**What the task requires**:
Please write out the lines below as a numbered list with blank lines dropped, starting at the line that has "find all labels, buttons, inputs, and" and ending after the line that has "map-attribution[interactable]: НСПД 2026". Leave the pictures out of the list.

**Items**:
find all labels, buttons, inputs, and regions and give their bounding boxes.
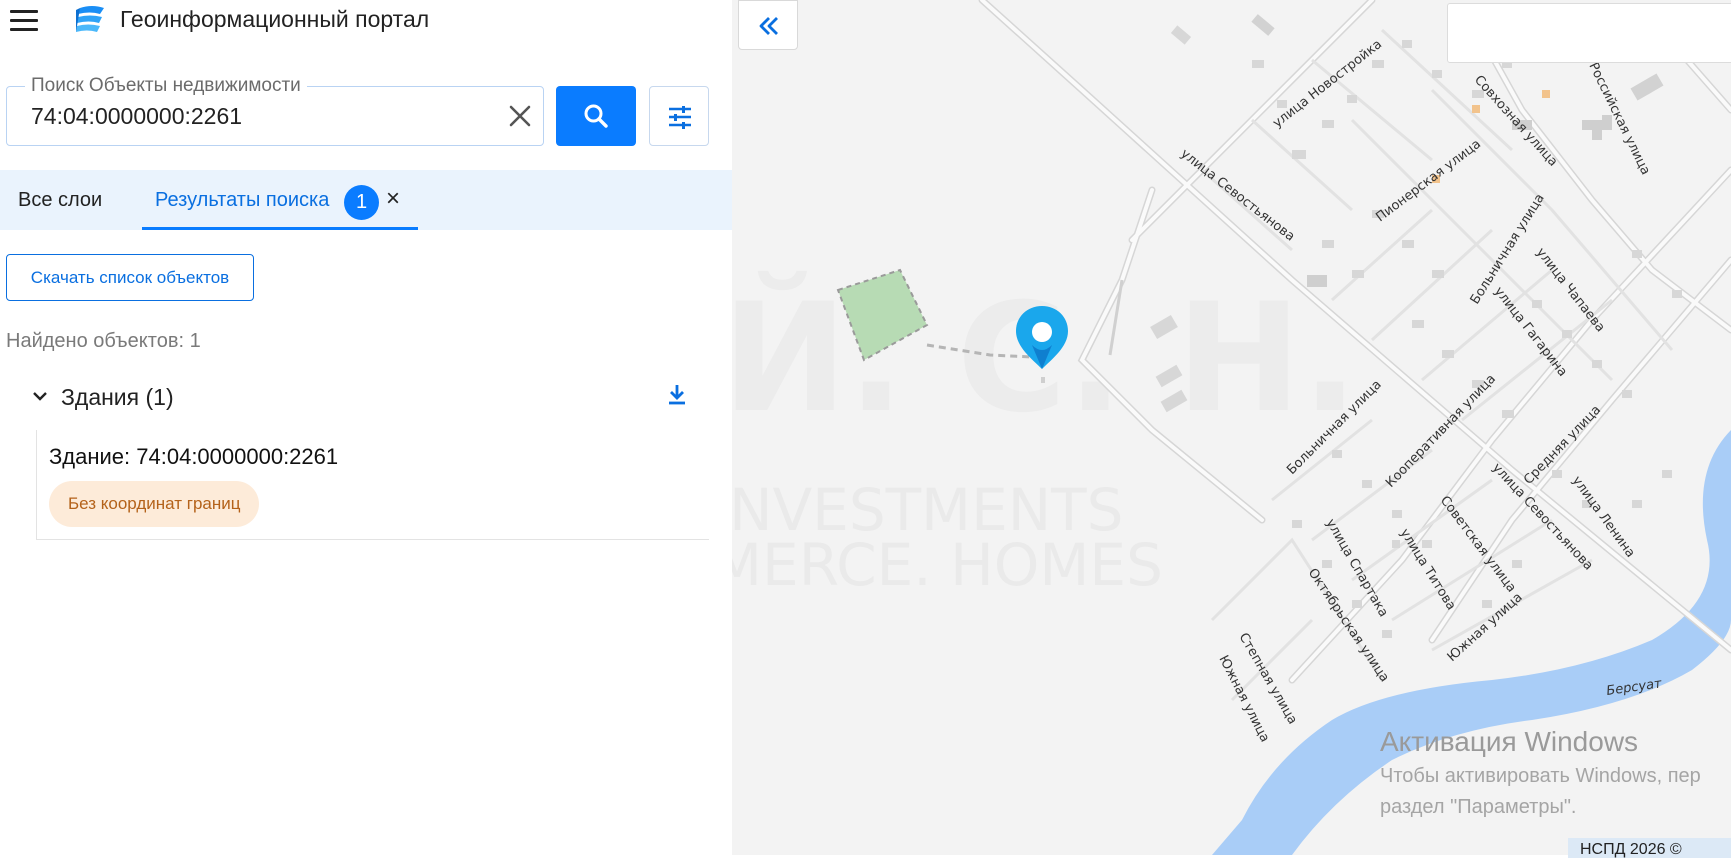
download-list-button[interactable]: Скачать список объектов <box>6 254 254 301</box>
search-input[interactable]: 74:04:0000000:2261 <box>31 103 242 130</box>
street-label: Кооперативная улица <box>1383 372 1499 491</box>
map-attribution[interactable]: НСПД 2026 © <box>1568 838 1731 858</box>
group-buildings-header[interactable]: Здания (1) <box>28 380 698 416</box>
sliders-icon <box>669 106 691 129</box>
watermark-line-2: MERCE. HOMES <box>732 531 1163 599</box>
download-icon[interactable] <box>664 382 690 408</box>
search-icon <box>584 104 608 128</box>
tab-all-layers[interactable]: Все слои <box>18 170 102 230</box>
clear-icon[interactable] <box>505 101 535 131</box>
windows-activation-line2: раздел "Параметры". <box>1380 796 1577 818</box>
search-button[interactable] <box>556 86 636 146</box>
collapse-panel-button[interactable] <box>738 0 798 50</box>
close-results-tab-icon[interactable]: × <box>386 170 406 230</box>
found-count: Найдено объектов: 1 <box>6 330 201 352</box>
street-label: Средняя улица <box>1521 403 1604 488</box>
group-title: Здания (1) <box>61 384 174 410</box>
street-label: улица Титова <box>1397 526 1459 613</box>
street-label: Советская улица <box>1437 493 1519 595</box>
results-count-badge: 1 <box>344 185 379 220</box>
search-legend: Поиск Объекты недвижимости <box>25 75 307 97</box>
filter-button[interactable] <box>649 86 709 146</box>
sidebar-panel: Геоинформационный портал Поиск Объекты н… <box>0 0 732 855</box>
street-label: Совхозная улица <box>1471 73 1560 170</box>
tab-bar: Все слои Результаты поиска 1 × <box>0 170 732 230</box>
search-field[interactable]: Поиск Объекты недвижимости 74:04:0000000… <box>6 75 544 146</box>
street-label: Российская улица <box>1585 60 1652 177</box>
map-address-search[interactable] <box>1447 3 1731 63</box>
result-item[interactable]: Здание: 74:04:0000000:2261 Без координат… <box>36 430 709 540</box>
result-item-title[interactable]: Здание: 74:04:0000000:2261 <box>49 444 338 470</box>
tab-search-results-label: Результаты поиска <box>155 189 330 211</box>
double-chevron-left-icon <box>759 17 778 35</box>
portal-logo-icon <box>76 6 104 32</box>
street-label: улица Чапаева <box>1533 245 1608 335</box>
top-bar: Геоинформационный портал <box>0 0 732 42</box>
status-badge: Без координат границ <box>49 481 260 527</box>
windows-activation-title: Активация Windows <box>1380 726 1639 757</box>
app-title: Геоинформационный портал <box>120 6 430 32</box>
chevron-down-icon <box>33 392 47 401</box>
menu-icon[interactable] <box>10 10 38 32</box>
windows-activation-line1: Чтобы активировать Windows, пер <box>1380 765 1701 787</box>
--
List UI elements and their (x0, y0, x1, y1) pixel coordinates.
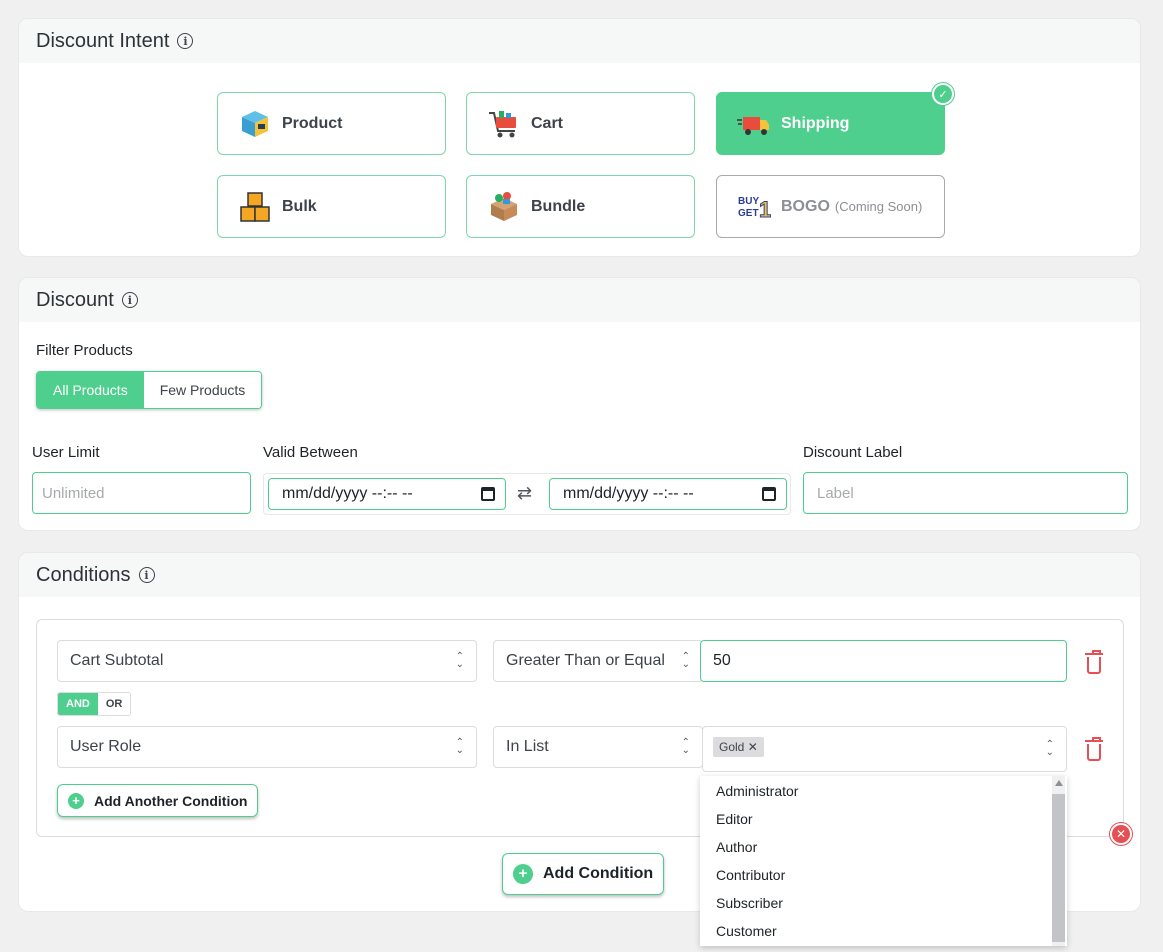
==
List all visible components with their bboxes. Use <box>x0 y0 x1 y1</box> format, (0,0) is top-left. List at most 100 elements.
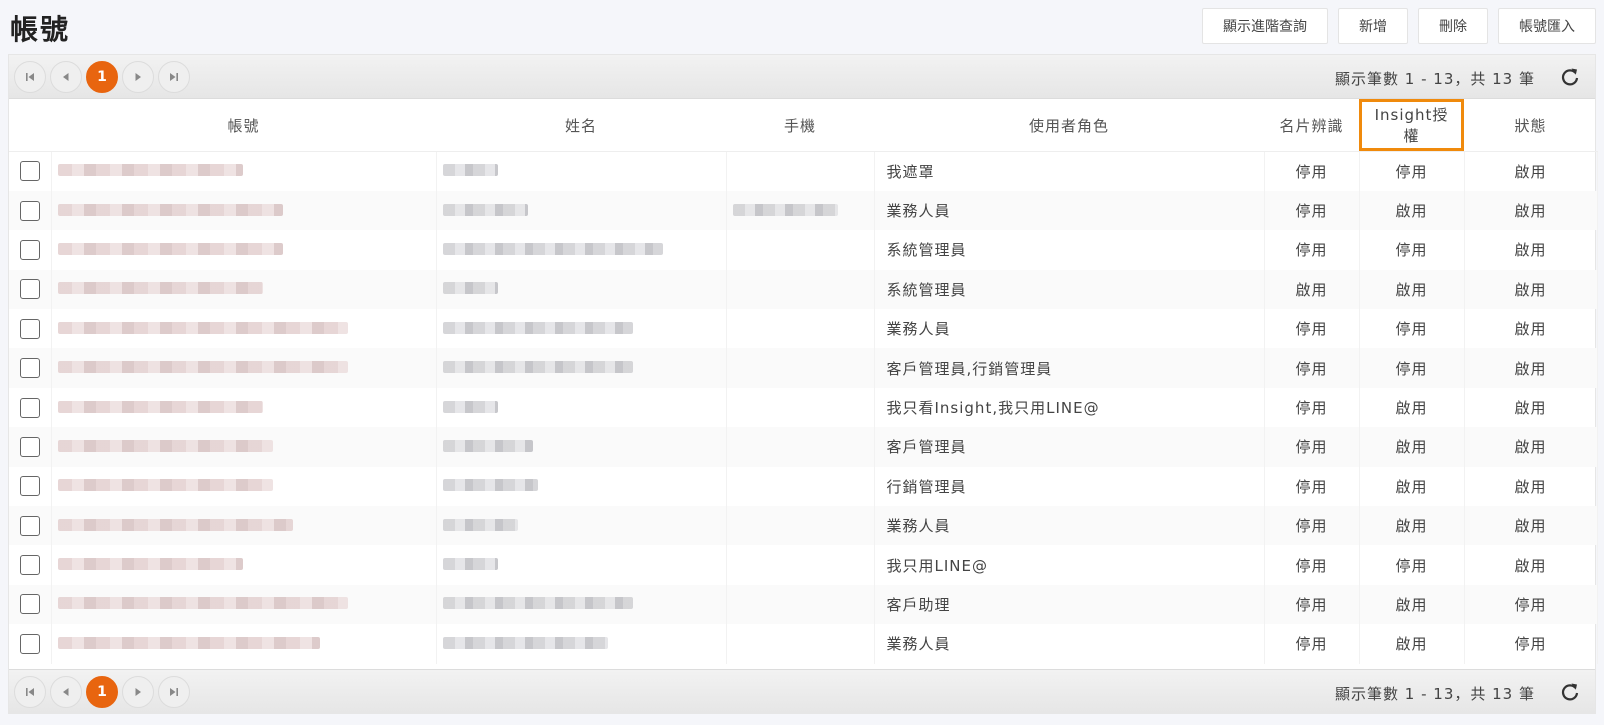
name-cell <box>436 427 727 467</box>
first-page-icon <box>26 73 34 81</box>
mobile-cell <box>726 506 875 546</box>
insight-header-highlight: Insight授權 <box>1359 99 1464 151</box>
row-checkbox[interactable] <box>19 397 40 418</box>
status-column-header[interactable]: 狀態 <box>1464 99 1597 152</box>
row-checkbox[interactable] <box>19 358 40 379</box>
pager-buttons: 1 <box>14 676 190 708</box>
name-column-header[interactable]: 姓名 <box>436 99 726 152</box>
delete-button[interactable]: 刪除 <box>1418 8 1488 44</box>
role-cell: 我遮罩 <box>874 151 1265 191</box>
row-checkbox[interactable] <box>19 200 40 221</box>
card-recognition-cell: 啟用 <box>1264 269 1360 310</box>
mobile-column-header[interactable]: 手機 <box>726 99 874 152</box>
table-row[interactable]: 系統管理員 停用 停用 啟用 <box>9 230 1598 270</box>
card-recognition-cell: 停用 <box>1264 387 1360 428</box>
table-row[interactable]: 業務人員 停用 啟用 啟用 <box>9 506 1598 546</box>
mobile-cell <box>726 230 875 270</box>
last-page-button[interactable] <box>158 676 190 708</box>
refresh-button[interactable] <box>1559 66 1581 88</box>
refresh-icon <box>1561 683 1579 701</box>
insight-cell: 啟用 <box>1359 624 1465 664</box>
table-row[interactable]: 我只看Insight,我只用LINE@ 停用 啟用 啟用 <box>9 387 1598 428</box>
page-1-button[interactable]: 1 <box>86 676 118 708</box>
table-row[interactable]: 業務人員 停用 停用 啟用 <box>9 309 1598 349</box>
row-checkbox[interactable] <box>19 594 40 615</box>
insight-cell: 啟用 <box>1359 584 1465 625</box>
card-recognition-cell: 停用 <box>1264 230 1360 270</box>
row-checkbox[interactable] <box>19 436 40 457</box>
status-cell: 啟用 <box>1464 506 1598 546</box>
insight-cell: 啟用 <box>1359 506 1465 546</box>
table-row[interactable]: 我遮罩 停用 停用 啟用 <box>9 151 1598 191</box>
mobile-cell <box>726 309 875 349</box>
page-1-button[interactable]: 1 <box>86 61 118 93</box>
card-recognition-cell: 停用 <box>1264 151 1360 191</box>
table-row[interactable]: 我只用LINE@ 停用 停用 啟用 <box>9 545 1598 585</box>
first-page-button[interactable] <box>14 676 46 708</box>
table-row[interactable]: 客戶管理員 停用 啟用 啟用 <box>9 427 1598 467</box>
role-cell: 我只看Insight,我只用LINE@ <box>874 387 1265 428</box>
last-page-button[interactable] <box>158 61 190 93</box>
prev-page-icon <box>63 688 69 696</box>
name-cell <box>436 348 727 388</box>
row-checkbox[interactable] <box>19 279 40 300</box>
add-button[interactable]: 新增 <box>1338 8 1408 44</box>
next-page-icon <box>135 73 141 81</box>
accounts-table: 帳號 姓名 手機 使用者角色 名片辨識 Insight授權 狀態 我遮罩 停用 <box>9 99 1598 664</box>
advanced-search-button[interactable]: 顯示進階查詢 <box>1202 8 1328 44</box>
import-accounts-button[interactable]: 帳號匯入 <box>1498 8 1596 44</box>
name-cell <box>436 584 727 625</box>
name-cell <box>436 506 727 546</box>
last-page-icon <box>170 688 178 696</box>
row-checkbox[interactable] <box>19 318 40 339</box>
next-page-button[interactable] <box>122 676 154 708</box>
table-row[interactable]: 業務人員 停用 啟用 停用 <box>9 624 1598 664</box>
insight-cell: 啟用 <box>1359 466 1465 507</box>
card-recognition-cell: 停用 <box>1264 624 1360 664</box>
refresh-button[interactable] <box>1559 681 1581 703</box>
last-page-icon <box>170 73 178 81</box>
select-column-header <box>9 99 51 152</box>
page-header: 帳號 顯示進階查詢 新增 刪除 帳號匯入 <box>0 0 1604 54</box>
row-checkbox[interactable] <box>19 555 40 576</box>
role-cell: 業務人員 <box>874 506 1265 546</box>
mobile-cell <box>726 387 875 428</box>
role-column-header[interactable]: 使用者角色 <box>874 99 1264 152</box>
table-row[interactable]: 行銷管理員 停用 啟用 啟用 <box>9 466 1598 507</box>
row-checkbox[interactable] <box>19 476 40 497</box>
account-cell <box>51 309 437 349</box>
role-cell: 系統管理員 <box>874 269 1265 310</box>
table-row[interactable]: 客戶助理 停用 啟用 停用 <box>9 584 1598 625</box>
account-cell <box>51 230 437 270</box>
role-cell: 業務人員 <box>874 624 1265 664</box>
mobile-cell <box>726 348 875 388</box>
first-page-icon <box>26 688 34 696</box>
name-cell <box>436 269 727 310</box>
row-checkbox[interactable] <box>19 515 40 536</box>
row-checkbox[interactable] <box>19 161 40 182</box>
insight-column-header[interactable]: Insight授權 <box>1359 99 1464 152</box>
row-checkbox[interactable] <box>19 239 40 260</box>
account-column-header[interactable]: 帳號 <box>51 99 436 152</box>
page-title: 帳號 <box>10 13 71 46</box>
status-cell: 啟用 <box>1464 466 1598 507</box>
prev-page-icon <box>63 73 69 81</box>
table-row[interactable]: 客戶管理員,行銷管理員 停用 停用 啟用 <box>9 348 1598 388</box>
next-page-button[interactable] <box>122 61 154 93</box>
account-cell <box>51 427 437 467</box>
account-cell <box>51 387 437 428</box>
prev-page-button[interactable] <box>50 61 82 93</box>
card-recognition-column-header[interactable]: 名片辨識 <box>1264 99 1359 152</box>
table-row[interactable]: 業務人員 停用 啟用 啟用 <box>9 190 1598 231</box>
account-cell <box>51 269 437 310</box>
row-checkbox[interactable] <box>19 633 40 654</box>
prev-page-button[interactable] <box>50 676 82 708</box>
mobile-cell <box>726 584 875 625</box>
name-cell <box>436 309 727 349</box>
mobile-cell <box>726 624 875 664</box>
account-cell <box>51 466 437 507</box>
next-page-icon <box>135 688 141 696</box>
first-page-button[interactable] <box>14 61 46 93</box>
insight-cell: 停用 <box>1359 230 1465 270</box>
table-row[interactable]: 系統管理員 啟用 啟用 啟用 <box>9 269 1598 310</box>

**Worked answer**:
1. find all labels, buttons, inputs, and regions and give their bounding boxes.
2. download-list-button[interactable]: Скачать список объектов <box>6 254 254 301</box>
3. search-input[interactable]: 74:04:0000000:2261 <box>31 103 242 130</box>
4. street-label: Кооперативная улица <box>1383 372 1499 491</box>
5. map-attribution[interactable]: НСПД 2026 © <box>1568 838 1731 858</box>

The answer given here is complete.